— begin Page —
About VTune metrics

mrnm · ‎11-21-2009

Hi,

I have been using VTune for a while and I would appreciate some advice about the metrics I'm trying to measure (I'm using a processor from Harpertown family - Core microarchitecture):

1) Stall time: Processor's documentation states that it can issue/retire up to 4 instructions per cycle. Assuming that the ideal CPI in this case is 0.25, may I compute the relative stall time as (Measured_CPI-0.25)/Measured_CPI? E.g. Assuming that the measured CPI is 1.25, is it correct to say that the total stall time is 80% (1/1.25)?

2) L2 miss penalty: How correct/accurate is to compute stall time due to L2 misses as: L2_misses * avg_mem_latency? Btw, what is the most precise way to measure average memory latency? I've tried to use the counter "BUS_REQUEST_OUTSTANDING", as suggested in the Intel 64 and IA-32 Optimization Reference Manual, but the results using this counter do not make sense (in some cases, VTune reports BUS_REQUEST_OUTSTANDING events > CPU_CLK_UNHALTED.CORE events)

3) L2 cache miss rate: I was wondering whether the builtin "L2 Cache Miss Rate" ratio afforded by VTune is inconsistent with what most of us consider as "miss rate" (number of misses in L2 divided by number of accesses in L2). Being "L2 Cache Miss Rate" computed as L2_LINES_IN.SELF.ANY / INST_RETIRED.ANY, shouldn't it be called "miss per instruction"? Is it correct to compute L2 miss rate as:

L2_RQSTS.SELF.ANY.I_STATE / L2_RQSTS.SELF.ANY.MESI ?
— end Page —
— begin Records supplied —
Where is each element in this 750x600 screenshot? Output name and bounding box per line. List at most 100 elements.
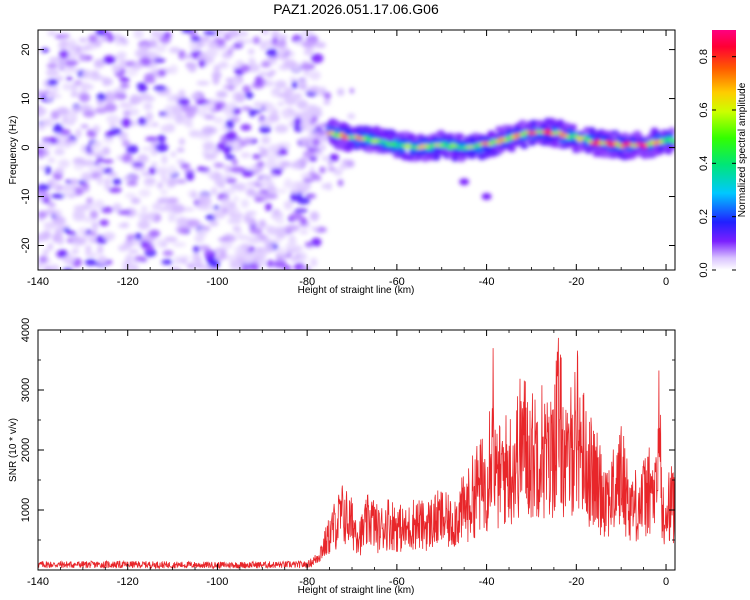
noise-blob xyxy=(327,161,334,166)
noise-blob xyxy=(128,60,136,66)
noise-blob xyxy=(212,74,220,85)
noise-blob xyxy=(123,239,133,250)
noise-blob xyxy=(52,234,60,243)
noise-blob xyxy=(214,176,226,187)
noise-blob xyxy=(90,70,100,76)
noise-blob xyxy=(260,79,267,84)
y-tick-label: 3000 xyxy=(20,378,32,402)
noise-blob xyxy=(94,107,108,114)
x-tick-label: -40 xyxy=(479,576,495,588)
noise-blob xyxy=(258,71,270,76)
noise-blob xyxy=(121,117,132,128)
noise-blob xyxy=(129,107,140,116)
noise-blob xyxy=(50,193,65,199)
noise-blob xyxy=(309,165,315,173)
noise-blob xyxy=(301,109,314,119)
x-tick-label: -60 xyxy=(389,576,405,588)
signal-band-blob xyxy=(497,133,505,139)
noise-blob xyxy=(217,237,231,242)
noise-blob xyxy=(243,39,253,44)
noise-blob xyxy=(58,142,69,148)
noise-blob xyxy=(46,63,58,69)
noise-blob xyxy=(259,147,269,158)
noise-blob xyxy=(47,243,54,251)
noise-blob xyxy=(229,167,242,173)
noise-blob xyxy=(100,36,109,42)
noise-blob xyxy=(333,168,343,176)
noise-blob xyxy=(98,220,109,226)
noise-blob xyxy=(299,229,309,235)
noise-blob xyxy=(226,48,234,55)
noise-blob xyxy=(283,200,293,210)
noise-blob xyxy=(190,35,201,43)
noise-blob xyxy=(40,191,51,199)
noise-blob xyxy=(62,188,76,197)
x-tick-label: -100 xyxy=(206,576,228,588)
x-tick-label: -140 xyxy=(27,576,49,588)
noise-blob xyxy=(196,167,211,172)
noise-blob xyxy=(87,165,98,173)
spectrogram-heat-layer xyxy=(38,30,675,270)
noise-blob xyxy=(216,142,229,152)
noise-blob xyxy=(155,166,169,176)
noise-blob xyxy=(114,33,122,40)
noise-blob xyxy=(103,57,116,64)
signal-band-blob xyxy=(476,148,484,154)
noise-blob xyxy=(240,124,252,131)
noise-blob xyxy=(75,128,82,139)
noise-blob xyxy=(187,62,197,73)
signal-band-blob xyxy=(602,135,610,141)
noise-blob xyxy=(199,36,211,42)
noise-blob xyxy=(62,254,76,265)
noise-blob xyxy=(212,148,221,155)
noise-blob xyxy=(84,258,97,266)
colorbar-tick-label: 0.6 xyxy=(698,102,710,117)
noise-blob xyxy=(115,52,125,61)
noise-blob xyxy=(309,119,315,126)
noise-blob xyxy=(67,110,78,120)
noise-blob xyxy=(66,231,77,236)
spectrogram-frame xyxy=(37,29,676,271)
noise-blob xyxy=(222,188,236,195)
noise-blob xyxy=(336,88,345,96)
noise-blob xyxy=(85,244,92,255)
noise-blob xyxy=(126,180,138,187)
noise-blob xyxy=(89,210,99,220)
noise-blob xyxy=(298,78,307,87)
noise-blob xyxy=(264,102,276,113)
noise-blob xyxy=(300,265,311,270)
noise-blob xyxy=(147,211,156,222)
noise-blob xyxy=(89,145,99,150)
noise-blob xyxy=(347,113,356,120)
noise-blob xyxy=(241,106,252,111)
noise-blob xyxy=(261,135,271,145)
noise-blob xyxy=(160,189,168,195)
noise-blob xyxy=(86,197,93,205)
noise-blob xyxy=(242,85,251,94)
noise-blob xyxy=(148,229,161,238)
noise-blob xyxy=(96,175,104,186)
noise-blob xyxy=(277,34,289,39)
snr-y-axis-label: SNR (10 * v/v) xyxy=(8,418,19,482)
noise-blob xyxy=(315,111,323,117)
noise-blob xyxy=(139,57,152,67)
noise-blob xyxy=(321,156,330,161)
noise-blob xyxy=(109,127,122,136)
noise-blob xyxy=(291,80,298,90)
noise-blob xyxy=(182,54,194,59)
noise-blob xyxy=(349,88,355,94)
signal-band-blob xyxy=(588,133,596,140)
noise-blob xyxy=(236,39,245,45)
noise-blob xyxy=(226,145,233,152)
noise-blob xyxy=(54,167,65,175)
noise-blob xyxy=(242,137,253,144)
signal-core-blob xyxy=(512,136,519,140)
noise-blob xyxy=(41,230,52,241)
noise-blob xyxy=(272,208,281,215)
noise-blob xyxy=(134,255,146,262)
noise-blob xyxy=(249,262,260,270)
noise-blob xyxy=(108,187,122,193)
noise-blob xyxy=(41,137,56,143)
noise-blob xyxy=(240,265,251,270)
noise-blob xyxy=(261,30,270,36)
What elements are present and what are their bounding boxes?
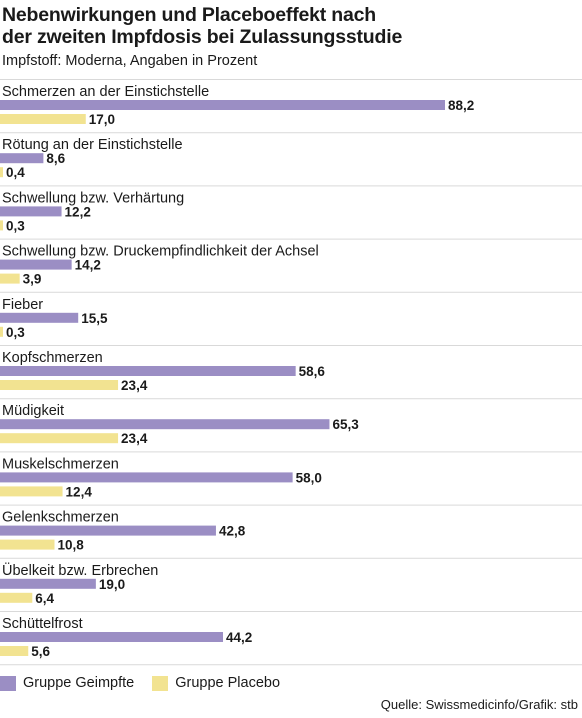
category-label: Schmerzen an der Einstichstelle [2, 84, 209, 100]
bar-placebo [0, 486, 63, 497]
category-label: Rötung an der Einstichstelle [2, 137, 183, 153]
bar-vaccinated [0, 472, 293, 483]
bar-vaccinated [0, 100, 445, 110]
bar-vaccinated [0, 312, 79, 323]
value-label-placebo: 10,8 [57, 538, 84, 553]
value-label-vaccinated: 19,0 [99, 577, 125, 592]
value-label-placebo: 23,4 [121, 431, 148, 446]
bar-placebo [0, 326, 3, 337]
value-label-placebo: 0,4 [6, 165, 25, 180]
category-label: Kopfschmerzen [2, 350, 103, 366]
bar-placebo [0, 380, 119, 390]
value-label-vaccinated: 58,0 [296, 470, 322, 485]
bar-placebo [0, 433, 119, 444]
legend-label-vaccinated: Gruppe Geimpfte [23, 675, 135, 691]
legend-label-placebo: Gruppe Placebo [175, 675, 281, 691]
value-label-placebo: 3,9 [23, 272, 42, 287]
bar-vaccinated [0, 153, 44, 164]
category-label: Gelenkschmerzen [2, 510, 119, 526]
bar-vaccinated [0, 206, 62, 217]
value-label-vaccinated: 14,2 [75, 258, 101, 273]
bar-vaccinated [0, 578, 96, 589]
value-label-vaccinated: 58,6 [299, 364, 326, 379]
category-label: Schwellung bzw. Druckempfindlichkeit der… [2, 244, 319, 260]
bar-placebo [0, 646, 29, 656]
bar-vaccinated [0, 419, 330, 430]
value-label-vaccinated: 65,3 [332, 417, 359, 432]
value-label-vaccinated: 42,8 [219, 524, 246, 539]
legend-swatch-vaccinated [0, 675, 16, 691]
chart-subtitle: Impfstoff: Moderna, Angaben in Prozent [2, 53, 258, 69]
legend-item-vaccinated: Gruppe Geimpfte [0, 675, 134, 691]
category-label: Muskelschmerzen [2, 456, 119, 472]
value-label-placebo: 0,3 [6, 325, 25, 340]
value-label-placebo: 6,4 [35, 591, 54, 606]
bar-vaccinated [0, 525, 216, 536]
category-label: Übelkeit bzw. Erbrechen [2, 561, 158, 579]
chart-title-line-1: Nebenwirkungen und Placeboeffekt nach [2, 4, 377, 26]
value-label-placebo: 5,6 [31, 644, 50, 659]
bar-placebo [0, 592, 33, 603]
chart-title: Nebenwirkungen und Placeboeffekt nach de… [2, 4, 577, 48]
category-label: Fieber [2, 297, 43, 313]
bar-vaccinated [0, 632, 224, 642]
bar-placebo [0, 114, 86, 124]
value-label-placebo: 17,0 [89, 112, 115, 127]
legend-swatch-placebo [152, 675, 169, 691]
legend: Gruppe Geimpfte Gruppe Placebo [0, 675, 298, 691]
bar-placebo [0, 539, 55, 550]
category-label: Schwellung bzw. Verhärtung [2, 190, 184, 206]
value-label-vaccinated: 88,2 [448, 98, 474, 113]
value-label-placebo: 0,3 [6, 218, 25, 233]
bar-vaccinated [0, 366, 296, 376]
source-note: Quelle: Swissmedicinfo/Grafik: stb [380, 697, 578, 712]
value-label-vaccinated: 12,2 [65, 204, 91, 219]
value-label-vaccinated: 8,6 [46, 151, 65, 166]
value-label-vaccinated: 15,5 [81, 311, 108, 326]
value-label-vaccinated: 44,2 [226, 630, 252, 645]
bar-placebo [0, 220, 3, 231]
category-label: Müdigkeit [2, 403, 64, 419]
bar-placebo [0, 273, 20, 284]
value-label-placebo: 12,4 [66, 484, 93, 499]
bar-vaccinated [0, 259, 72, 270]
category-label: Schüttelfrost [2, 616, 83, 632]
bar-placebo [0, 167, 3, 178]
legend-item-placebo: Gruppe Placebo [152, 675, 280, 691]
value-label-placebo: 23,4 [121, 378, 148, 393]
chart-title-line-2: der zweiten Impfdosis bei Zulassungsstud… [2, 26, 403, 48]
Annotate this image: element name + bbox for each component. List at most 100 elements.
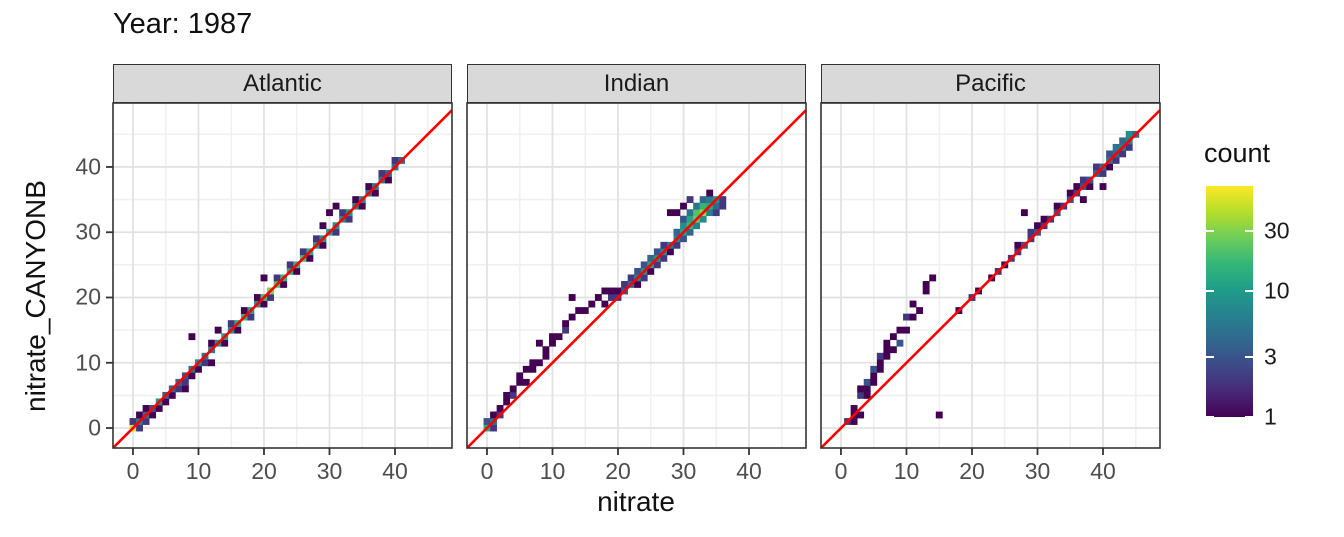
bin-tile [208,339,216,347]
bin-tile [516,378,524,386]
y-tick-label: 40 [75,153,101,180]
x-tick-label: 0 [480,458,494,484]
identity-line [821,109,1160,448]
bin-tile [673,228,681,236]
legend-tick-label: 30 [1264,217,1290,244]
bin-tile [693,209,701,217]
plot-title: Year: 1987 [113,8,253,40]
bin-tile [529,359,537,367]
x-tick-label: 0 [126,458,140,484]
bin-tile [509,385,517,393]
bin-tile [1112,143,1120,151]
bin-tile [142,418,150,425]
bin-tile [535,359,543,367]
bin-tile [293,267,301,275]
bin-tile [1106,150,1113,158]
bin-tile [857,411,865,419]
bin-tile [935,411,943,419]
bin-tile [870,372,878,380]
bin-tile [208,359,216,367]
bin-tile [1099,170,1107,177]
bin-tile [608,294,615,301]
bin-tile [686,196,694,204]
bin-tile [267,294,274,301]
bin-tile [555,333,563,341]
bin-tile [647,254,655,262]
bin-tile [850,405,858,412]
bin-tile [640,274,648,282]
bin-tile [201,359,209,367]
legend-tick-label: 1 [1264,403,1277,430]
bin-tile [857,385,865,393]
identity-line [113,109,452,448]
bin-tile [188,372,196,380]
bin-tile [706,189,714,197]
bin-tile [857,391,865,399]
bin-tile [621,281,628,288]
legend-title: count [1204,138,1271,168]
x-tick-label: 20 [251,458,277,484]
bin-tile [863,378,871,386]
bin-tile [653,261,661,269]
identity-line [467,109,806,448]
bin-tile [680,222,687,230]
bin-tile [195,365,202,373]
bin-tile [1040,215,1048,223]
x-tick-label: 30 [670,458,697,484]
x-tick-label: 40 [736,458,762,484]
bin-tile [332,228,340,236]
bin-tile [1119,150,1127,158]
bin-tile [260,274,268,282]
bin-tile [712,209,720,217]
y-axis-title: nitrate_CANYONB [20,180,51,412]
bin-tile [345,215,353,223]
bin-tile [883,339,891,347]
bin-tile [240,307,248,314]
bin-tile [503,391,511,399]
bin-tile [1112,157,1120,164]
bin-tile [581,307,589,314]
bin-tile [136,411,143,419]
bin-tile [863,391,871,399]
bin-tile [634,281,642,288]
bin-tile [588,300,596,308]
bin-tile [260,300,268,308]
bin-tile [1034,222,1041,230]
bin-tile [522,378,530,386]
bin-tile [1086,183,1094,190]
bin-tile [175,385,183,393]
bin-tile [149,411,157,419]
bin-tile [155,405,163,412]
facet-label-atlantic: Atlantic [243,69,322,97]
legend-colorbar-tick [1206,355,1214,358]
bin-tile [889,346,897,354]
legend-colorbar-tick [1206,289,1214,292]
bin-tile [922,281,930,288]
x-tick-label: 10 [893,458,920,484]
bin-tile [490,424,497,432]
bin-tile [221,339,229,347]
bin-tile [699,196,707,204]
bin-tile [1014,241,1022,249]
bin-tile [699,215,707,223]
bin-tile [568,313,576,321]
facet-label-pacific: Pacific [955,69,1026,97]
bin-tile [673,209,681,217]
bin-tile [870,365,878,373]
bin-tile [1073,183,1081,190]
bin-tile [706,209,714,217]
bin-tile [1079,196,1087,204]
bin-tile [909,300,917,308]
legend-colorbar [1206,186,1253,417]
bin-tile [627,274,635,282]
bin-tile [385,176,392,184]
bin-tile [162,398,170,406]
bin-tile [693,202,701,210]
bin-tile [181,378,189,386]
bin-tile [706,196,714,204]
bin-tile [234,326,242,334]
bin-tile [542,352,550,360]
bin-tile [549,339,556,347]
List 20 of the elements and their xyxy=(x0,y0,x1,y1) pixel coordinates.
— end Records supplied —
Directions >> In the VTune metrics post, what formula does VTune use for its built-in "L2 Cache Miss Rate" ratio?

Solution for this task >> L2_LINES_IN.SELF.ANY / INST_RETIRED.ANY